### TASK REQUIREMENTS
Transcribe the records below exactly.
** begin DATA TO PROCESS **
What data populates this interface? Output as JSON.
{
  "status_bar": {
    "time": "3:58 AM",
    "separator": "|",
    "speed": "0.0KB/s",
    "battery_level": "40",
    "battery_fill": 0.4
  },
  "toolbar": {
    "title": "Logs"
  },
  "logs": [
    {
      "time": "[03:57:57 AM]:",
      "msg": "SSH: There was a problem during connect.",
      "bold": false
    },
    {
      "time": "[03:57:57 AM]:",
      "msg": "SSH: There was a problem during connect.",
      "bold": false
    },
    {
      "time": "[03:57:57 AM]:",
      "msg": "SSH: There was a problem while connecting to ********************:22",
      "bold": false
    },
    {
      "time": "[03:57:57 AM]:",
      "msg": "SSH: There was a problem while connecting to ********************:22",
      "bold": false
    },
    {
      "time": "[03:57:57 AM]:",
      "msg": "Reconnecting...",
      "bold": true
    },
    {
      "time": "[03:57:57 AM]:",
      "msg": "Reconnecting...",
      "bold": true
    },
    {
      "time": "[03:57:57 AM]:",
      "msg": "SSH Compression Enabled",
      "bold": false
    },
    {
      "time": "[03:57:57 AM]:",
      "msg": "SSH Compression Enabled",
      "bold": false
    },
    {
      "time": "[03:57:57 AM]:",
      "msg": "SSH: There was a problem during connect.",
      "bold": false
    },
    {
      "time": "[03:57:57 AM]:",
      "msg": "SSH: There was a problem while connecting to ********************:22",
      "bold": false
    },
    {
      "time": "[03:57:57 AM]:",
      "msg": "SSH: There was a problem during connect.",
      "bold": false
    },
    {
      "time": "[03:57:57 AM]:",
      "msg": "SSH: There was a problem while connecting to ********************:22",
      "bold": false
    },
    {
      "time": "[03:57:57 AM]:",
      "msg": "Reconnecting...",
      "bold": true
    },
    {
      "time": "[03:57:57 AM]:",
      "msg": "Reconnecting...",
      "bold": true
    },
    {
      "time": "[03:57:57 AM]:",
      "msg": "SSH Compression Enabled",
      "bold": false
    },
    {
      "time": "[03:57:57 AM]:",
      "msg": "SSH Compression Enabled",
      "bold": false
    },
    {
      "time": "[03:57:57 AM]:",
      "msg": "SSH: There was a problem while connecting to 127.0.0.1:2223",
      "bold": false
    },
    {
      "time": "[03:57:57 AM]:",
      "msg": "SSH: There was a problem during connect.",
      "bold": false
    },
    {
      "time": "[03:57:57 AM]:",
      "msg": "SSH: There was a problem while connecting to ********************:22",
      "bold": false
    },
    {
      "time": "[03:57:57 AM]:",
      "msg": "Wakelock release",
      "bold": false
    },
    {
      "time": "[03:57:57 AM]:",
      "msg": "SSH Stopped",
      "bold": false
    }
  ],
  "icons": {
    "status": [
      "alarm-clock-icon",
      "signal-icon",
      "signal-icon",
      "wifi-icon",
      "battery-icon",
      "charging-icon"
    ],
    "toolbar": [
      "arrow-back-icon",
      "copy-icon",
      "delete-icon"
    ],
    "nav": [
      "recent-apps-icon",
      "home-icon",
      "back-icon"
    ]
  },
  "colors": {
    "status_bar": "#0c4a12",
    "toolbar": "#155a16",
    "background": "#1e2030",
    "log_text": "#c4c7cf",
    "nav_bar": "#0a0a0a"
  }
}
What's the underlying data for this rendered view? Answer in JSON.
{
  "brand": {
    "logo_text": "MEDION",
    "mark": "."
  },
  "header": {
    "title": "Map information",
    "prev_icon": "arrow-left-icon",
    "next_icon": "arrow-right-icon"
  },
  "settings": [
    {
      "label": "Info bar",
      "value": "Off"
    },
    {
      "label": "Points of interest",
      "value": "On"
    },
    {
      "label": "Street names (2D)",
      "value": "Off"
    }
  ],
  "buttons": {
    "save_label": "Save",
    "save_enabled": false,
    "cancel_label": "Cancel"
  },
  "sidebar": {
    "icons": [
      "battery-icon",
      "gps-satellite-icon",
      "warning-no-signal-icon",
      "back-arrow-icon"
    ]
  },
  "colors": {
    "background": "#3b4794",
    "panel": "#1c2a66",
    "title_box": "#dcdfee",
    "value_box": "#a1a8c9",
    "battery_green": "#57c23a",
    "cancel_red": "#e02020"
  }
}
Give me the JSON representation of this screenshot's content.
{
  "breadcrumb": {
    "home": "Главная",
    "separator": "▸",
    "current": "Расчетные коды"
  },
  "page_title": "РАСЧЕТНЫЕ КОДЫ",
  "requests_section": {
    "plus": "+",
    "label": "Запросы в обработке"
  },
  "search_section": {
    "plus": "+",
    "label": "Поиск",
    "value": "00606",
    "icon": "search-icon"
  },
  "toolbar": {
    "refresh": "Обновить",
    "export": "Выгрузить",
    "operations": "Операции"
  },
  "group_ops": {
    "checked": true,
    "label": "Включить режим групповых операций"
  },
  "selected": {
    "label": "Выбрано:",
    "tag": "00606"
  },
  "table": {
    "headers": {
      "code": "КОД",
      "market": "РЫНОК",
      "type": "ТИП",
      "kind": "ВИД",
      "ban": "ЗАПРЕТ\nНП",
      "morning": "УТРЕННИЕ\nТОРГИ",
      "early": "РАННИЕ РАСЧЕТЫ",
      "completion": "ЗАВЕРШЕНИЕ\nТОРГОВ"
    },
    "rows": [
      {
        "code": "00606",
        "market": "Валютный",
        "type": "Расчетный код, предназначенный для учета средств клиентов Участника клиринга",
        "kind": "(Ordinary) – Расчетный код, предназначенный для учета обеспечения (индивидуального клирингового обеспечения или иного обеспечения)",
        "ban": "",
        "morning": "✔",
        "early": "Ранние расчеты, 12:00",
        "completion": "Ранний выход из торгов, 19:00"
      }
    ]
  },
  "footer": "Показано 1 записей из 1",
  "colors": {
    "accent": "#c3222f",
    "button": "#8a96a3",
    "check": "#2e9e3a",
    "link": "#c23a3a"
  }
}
** end DATA TO PROCESS **
### RESPONSE TO THIS TASK
What data populates this interface? Output as JSON.
{
  "status_bar": {
    "time": "3:58 AM",
    "separator": "|",
    "speed": "0.0KB/s",
    "battery_level": "40",
    "battery_fill": 0.4
  },
  "toolbar": {
    "title": "Logs"
  },
  "logs": [
    {
      "time": "[03:57:57 AM]:",
      "msg": "SSH: There was a problem during connect.",
      "bold": false
    },
    {
      "time": "[03:57:57 AM]:",
      "msg": "SSH: There was a problem during connect.",
      "bold": false
    },
    {
      "time": "[03:57:57 AM]:",
      "msg": "SSH: There was a problem while connecting to ********************:22",
      "bold": false
    },
    {
      "time": "[03:57:57 AM]:",
      "msg": "SSH: There was a problem while connecting to ********************:22",
      "bold": false
    },
    {
      "time": "[03:57:57 AM]:",
      "msg": "Reconnecting...",
      "bold": true
    },
    {
      "time": "[03:57:57 AM]:",
      "msg": "Reconnecting...",
      "bold": true
    },
    {
      "time": "[03:57:57 AM]:",
      "msg": "SSH Compression Enabled",
      "bold": false
    },
    {
      "time": "[03:57:57 AM]:",
      "msg": "SSH Compression Enabled",
      "bold": false
    },
    {
      "time": "[03:57:57 AM]:",
      "msg": "SSH: There was a problem during connect.",
      "bold": false
    },
    {
      "time": "[03:57:57 AM]:",
      "msg": "SSH: There was a problem while connecting to ********************:22",
      "bold": false
    },
    {
      "time": "[03:57:57 AM]:",
      "msg": "SSH: There was a problem during connect.",
      "bold": false
    },
    {
      "time": "[03:57:57 AM]:",
      "msg": "SSH: There was a problem while connecting to ********************:22",
      "bold": false
    },
    {
      "time": "[03:57:57 AM]:",
      "msg": "Reconnecting...",
      "bold": true
    },
    {
      "time": "[03:57:57 AM]:",
      "msg": "Reconnecting...",
      "bold": true
    },
    {
      "time": "[03:57:57 AM]:",
      "msg": "SSH Compression Enabled",
      "bold": false
    },
    {
      "time": "[03:57:57 AM]:",
      "msg": "SSH Compression Enabled",
      "bold": false
    },
    {
      "time": "[03:57:57 AM]:",
      "msg": "SSH: There was a problem while connecting to 127.0.0.1:2223",
      "bold": false
    },
    {
      "time": "[03:57:57 AM]:",
      "msg": "SSH: There was a problem during connect.",
      "bold": false
    },
    {
      "time": "[03:57:57 AM]:",
      "msg": "SSH: There was a problem while connecting to ********************:22",
      "bold": false
    },
    {
      "time": "[03:57:57 AM]:",
      "msg": "Wakelock release",
      "bold": false
    },
    {
      "time": "[03:57:57 AM]:",
      "msg": "SSH Stopped",
      "bold": false
    }
  ],
  "icons": {
    "status": [
      "alarm-clock-icon",
      "signal-icon",
      "signal-icon",
      "wifi-icon",
      "battery-icon",
      "charging-icon"
    ],
    "toolbar": [
      "arrow-back-icon",
      "copy-icon",
      "delete-icon"
    ],
    "nav": [
      "recent-apps-icon",
      "home-icon",
      "back-icon"
    ]
  },
  "colors": {
    "status_bar": "#0c4a12",
    "toolbar": "#155a16",
    "background": "#1e2030",
    "log_text": "#c4c7cf",
    "nav_bar": "#0a0a0a"
  }
}
What's the underlying data for this rendered view? Answer in JSON.
{
  "brand": {
    "logo_text": "MEDION",
    "mark": "."
  },
  "header": {
    "title": "Map information",
    "prev_icon": "arrow-left-icon",
    "next_icon": "arrow-right-icon"
  },
  "settings": [
    {
      "label": "Info bar",
      "value": "Off"
    },
    {
      "label": "Points of interest",
      "value": "On"
    },
    {
      "label": "Street names (2D)",
      "value": "Off"
    }
  ],
  "buttons": {
    "save_label": "Save",
    "save_enabled": false,
    "cancel_label": "Cancel"
  },
  "sidebar": {
    "icons": [
      "battery-icon",
      "gps-satellite-icon",
      "warning-no-signal-icon",
      "back-arrow-icon"
    ]
  },
  "colors": {
    "background": "#3b4794",
    "panel": "#1c2a66",
    "title_box": "#dcdfee",
    "value_box": "#a1a8c9",
    "battery_green": "#57c23a",
    "cancel_red": "#e02020"
  }
}
Give me the JSON representation of this screenshot's content.
{
  "breadcrumb": {
    "home": "Главная",
    "separator": "▸",
    "current": "Расчетные коды"
  },
  "page_title": "РАСЧЕТНЫЕ КОДЫ",
  "requests_section": {
    "plus": "+",
    "label": "Запросы в обработке"
  },
  "search_section": {
    "plus": "+",
    "label": "Поиск",
    "value": "00606",
    "icon": "search-icon"
  },
  "toolbar": {
    "refresh": "Обновить",
    "export": "Выгрузить",
    "operations": "Операции"
  },
  "group_ops": {
    "checked": true,
    "label": "Включить режим групповых операций"
  },
  "selected": {
    "label": "Выбрано:",
    "tag": "00606"
  },
  "table": {
    "headers": {
      "code": "КОД",
      "market": "РЫНОК",
      "type": "ТИП",
      "kind": "ВИД",
      "ban": "ЗАПРЕТ\nНП",
      "morning": "УТРЕННИЕ\nТОРГИ",
      "early": "РАННИЕ РАСЧЕТЫ",
      "completion": "ЗАВЕРШЕНИЕ\nТОРГОВ"
    },
    "rows": [
      {
        "code": "00606",
        "market": "Валютный",
        "type": "Расчетный код, предназначенный для учета средств клиентов Участника клиринга",
        "kind": "(Ordinary) – Расчетный код, предназначенный для учета обеспечения (индивидуального клирингового обеспечения или иного обеспечения)",
        "ban": "",
        "morning": "✔",
        "early": "Ранние расчеты, 12:00",
        "completion": "Ранний выход из торгов, 19:00"
      }
    ]
  },
  "footer": "Показано 1 записей из 1",
  "colors": {
    "accent": "#c3222f",
    "button": "#8a96a3",
    "check": "#2e9e3a",
    "link": "#c23a3a"
  }
}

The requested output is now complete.